AIM OF THE TASK
Omit the images, then output each of the records below exactly.

* BEGIN *

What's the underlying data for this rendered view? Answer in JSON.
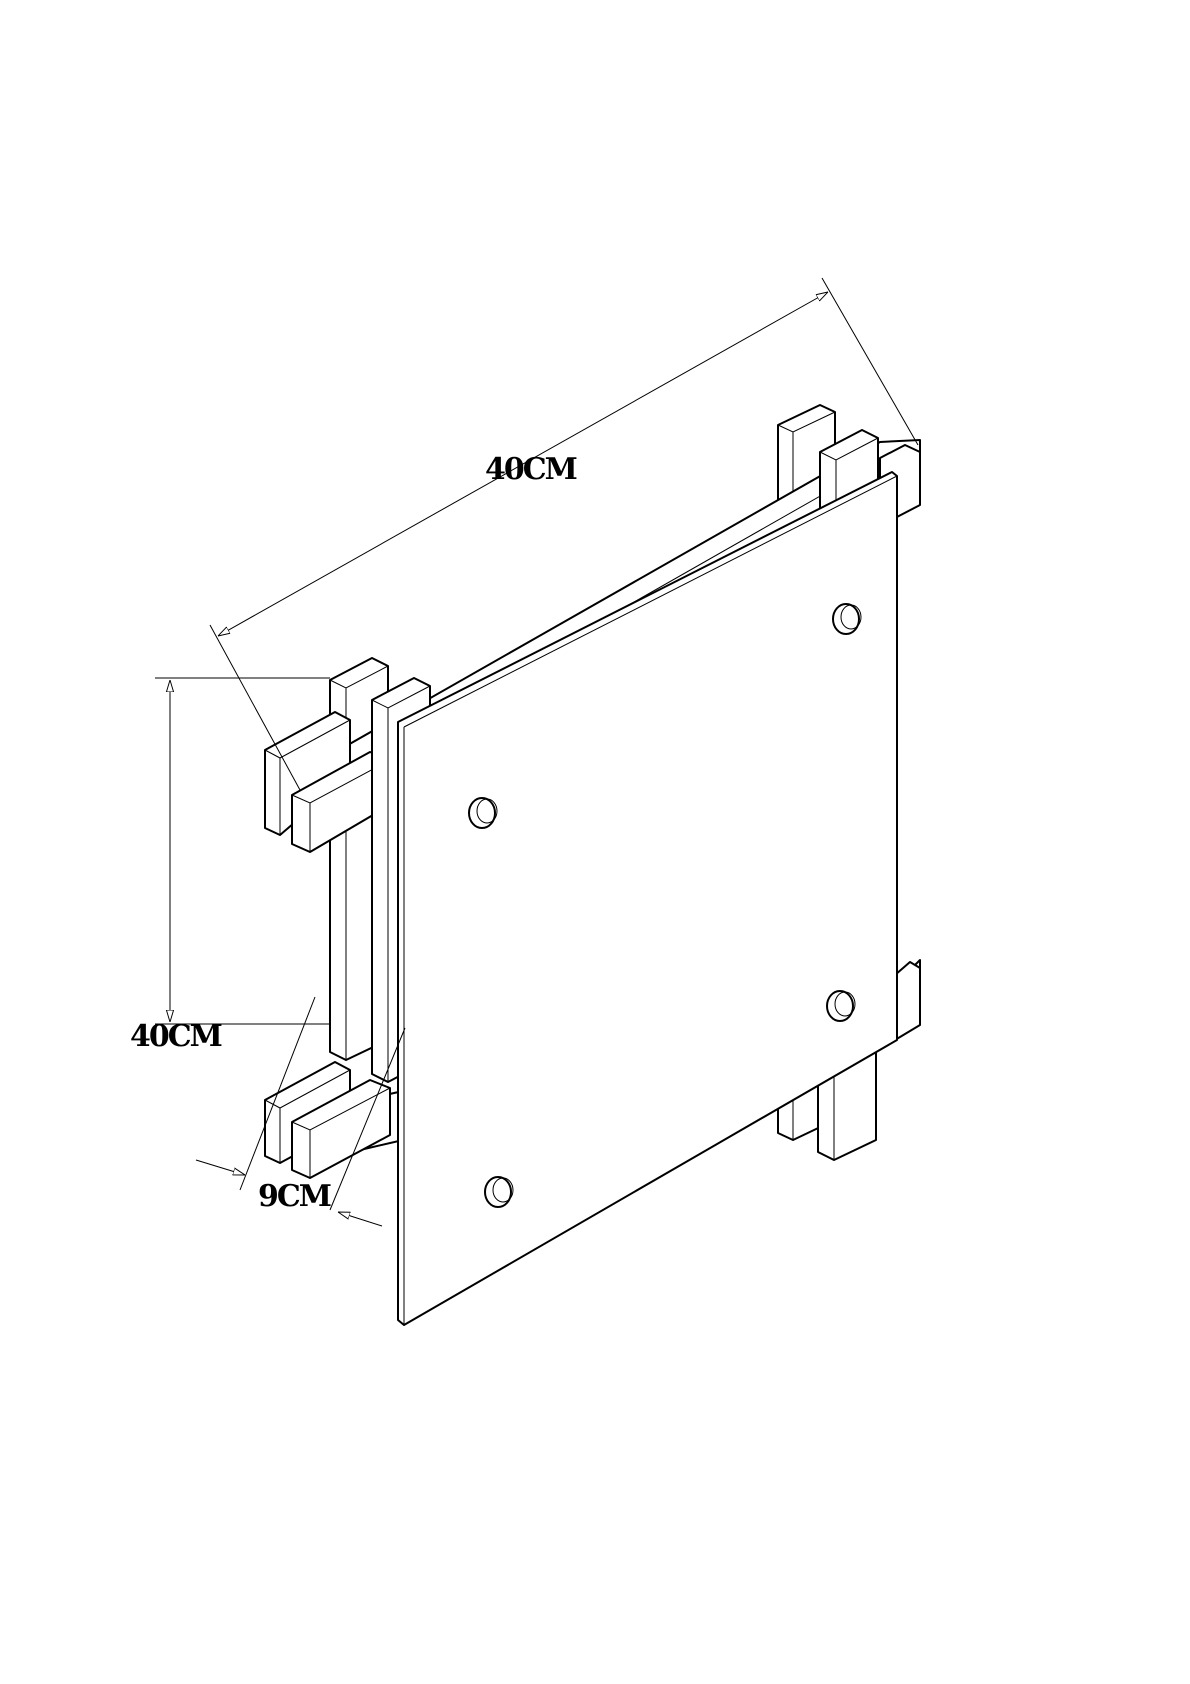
{
  "drawing": {
    "width_label": "40CM",
    "height_label": "40CM",
    "depth_label": "9CM"
  }
}
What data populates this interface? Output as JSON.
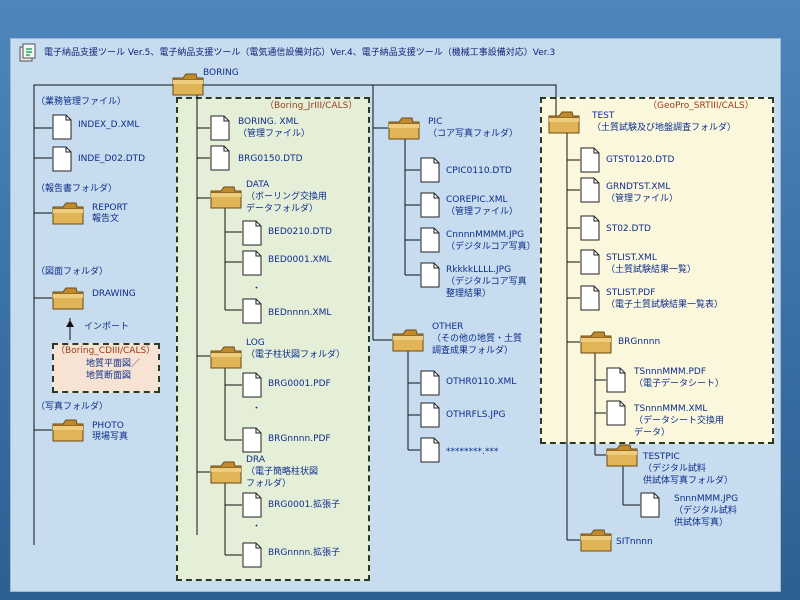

* END *

SOLUTION BELOW
What's the underlying data for this rendered view? Answer in JSON.
{
  "drawing": {
    "width_label": "40CM",
    "height_label": "40CM",
    "depth_label": "9CM"
  }
}
What data populates this interface? Output as JSON.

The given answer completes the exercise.